*TASK TO COMPLETE*.
Reproduce every entry below precisely; do not include the pictures.

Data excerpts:

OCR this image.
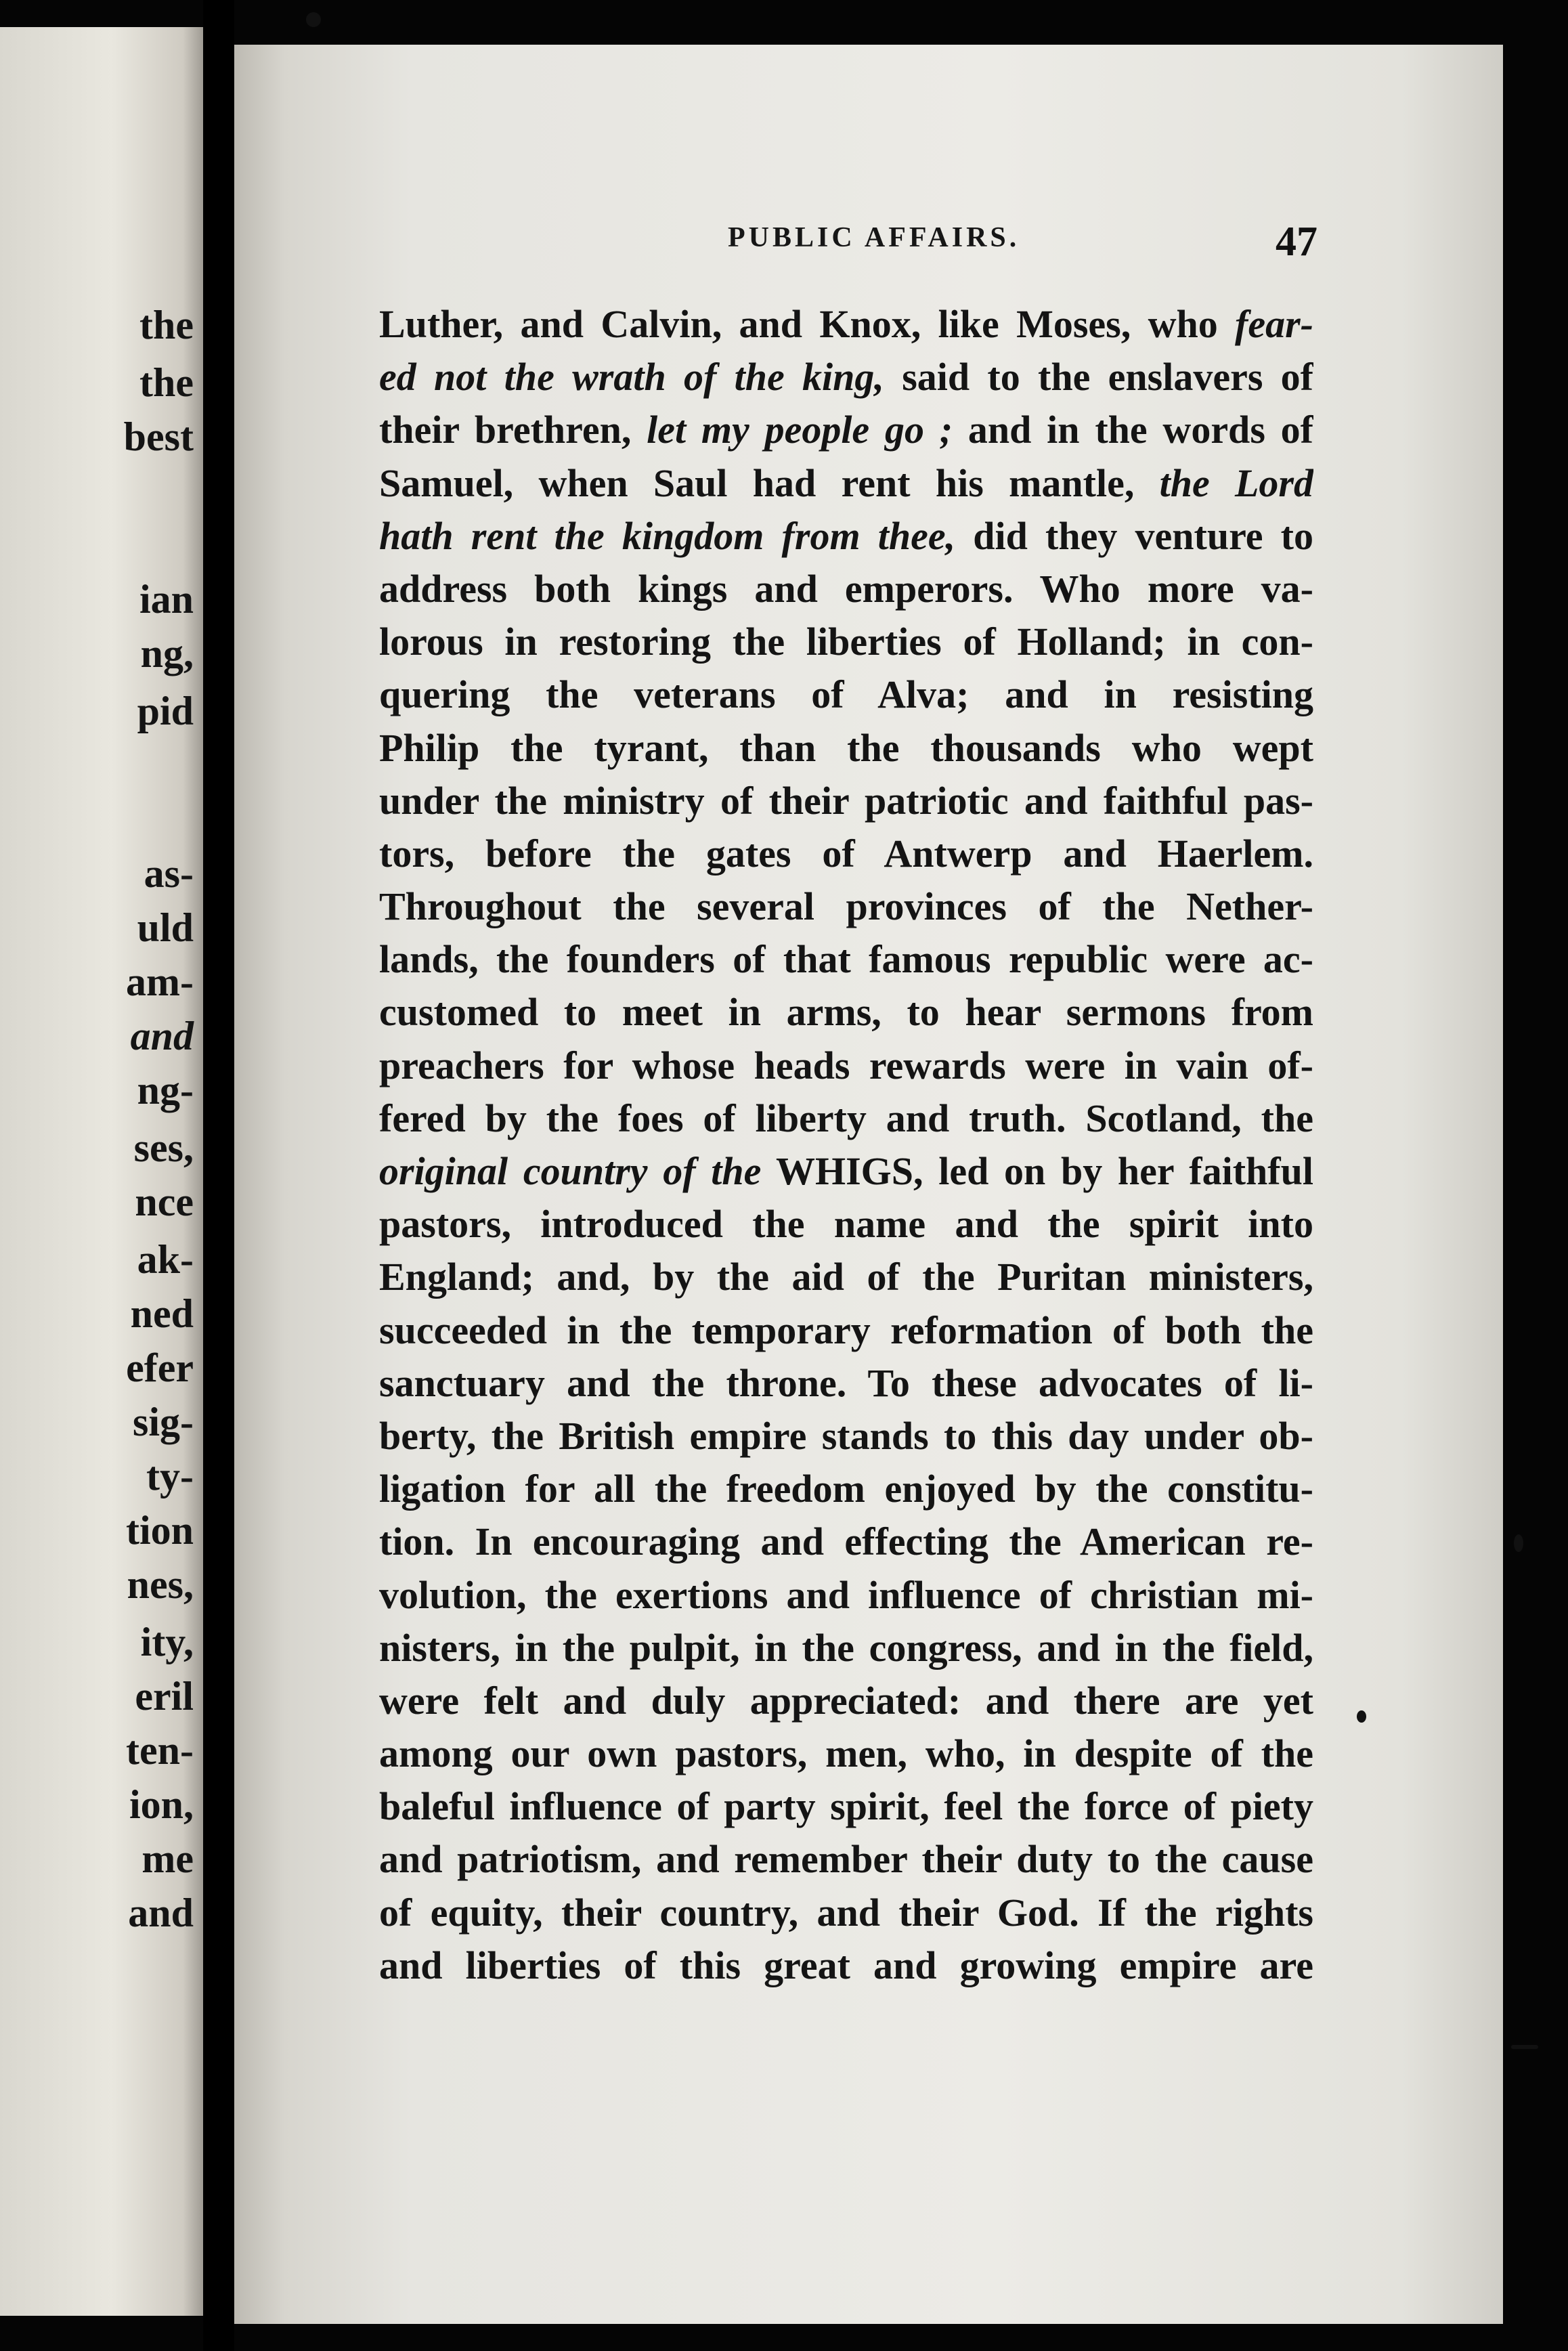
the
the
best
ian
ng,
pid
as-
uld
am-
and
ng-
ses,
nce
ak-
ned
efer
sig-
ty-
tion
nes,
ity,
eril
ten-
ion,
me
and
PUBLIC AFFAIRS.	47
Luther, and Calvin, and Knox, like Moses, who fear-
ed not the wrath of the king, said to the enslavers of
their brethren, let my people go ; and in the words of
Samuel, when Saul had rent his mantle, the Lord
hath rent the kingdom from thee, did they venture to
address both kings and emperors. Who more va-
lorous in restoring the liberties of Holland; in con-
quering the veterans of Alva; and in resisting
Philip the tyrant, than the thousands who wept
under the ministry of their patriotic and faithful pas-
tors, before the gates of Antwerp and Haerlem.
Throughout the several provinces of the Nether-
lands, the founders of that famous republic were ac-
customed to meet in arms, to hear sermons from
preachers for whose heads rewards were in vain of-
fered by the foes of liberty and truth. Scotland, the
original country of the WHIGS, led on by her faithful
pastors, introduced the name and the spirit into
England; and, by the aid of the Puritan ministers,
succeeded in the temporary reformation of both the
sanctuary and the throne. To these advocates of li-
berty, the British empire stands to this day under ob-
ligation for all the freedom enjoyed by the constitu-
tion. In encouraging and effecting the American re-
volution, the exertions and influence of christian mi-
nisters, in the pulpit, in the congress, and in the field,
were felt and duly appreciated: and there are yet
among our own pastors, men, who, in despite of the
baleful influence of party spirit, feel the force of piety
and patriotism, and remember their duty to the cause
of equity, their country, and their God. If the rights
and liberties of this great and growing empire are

*TASK RESULT*.
OCR this image.
the
the
best
ian
ng,
pid
as-
uld
am-
and
ng-
ses,
nce
ak-
ned
efer
sig-
ty-
tion
nes,
ity,
eril
ten-
ion,
me
and
PUBLIC AFFAIRS.	47
Luther, and Calvin, and Knox, like Moses, who fear-
ed not the wrath of the king, said to the enslavers of
their brethren, let my people go ; and in the words of
Samuel, when Saul had rent his mantle, the Lord
hath rent the kingdom from thee, did they venture to
address both kings and emperors. Who more va-
lorous in restoring the liberties of Holland; in con-
quering the veterans of Alva; and in resisting
Philip the tyrant, than the thousands who wept
under the ministry of their patriotic and faithful pas-
tors, before the gates of Antwerp and Haerlem.
Throughout the several provinces of the Nether-
lands, the founders of that famous republic were ac-
customed to meet in arms, to hear sermons from
preachers for whose heads rewards were in vain of-
fered by the foes of liberty and truth. Scotland, the
original country of the WHIGS, led on by her faithful
pastors, introduced the name and the spirit into
England; and, by the aid of the Puritan ministers,
succeeded in the temporary reformation of both the
sanctuary and the throne. To these advocates of li-
berty, the British empire stands to this day under ob-
ligation for all the freedom enjoyed by the constitu-
tion. In encouraging and effecting the American re-
volution, the exertions and influence of christian mi-
nisters, in the pulpit, in the congress, and in the field,
were felt and duly appreciated: and there are yet
among our own pastors, men, who, in despite of the
baleful influence of party spirit, feel the force of piety
and patriotism, and remember their duty to the cause
of equity, their country, and their God. If the rights
and liberties of this great and growing empire are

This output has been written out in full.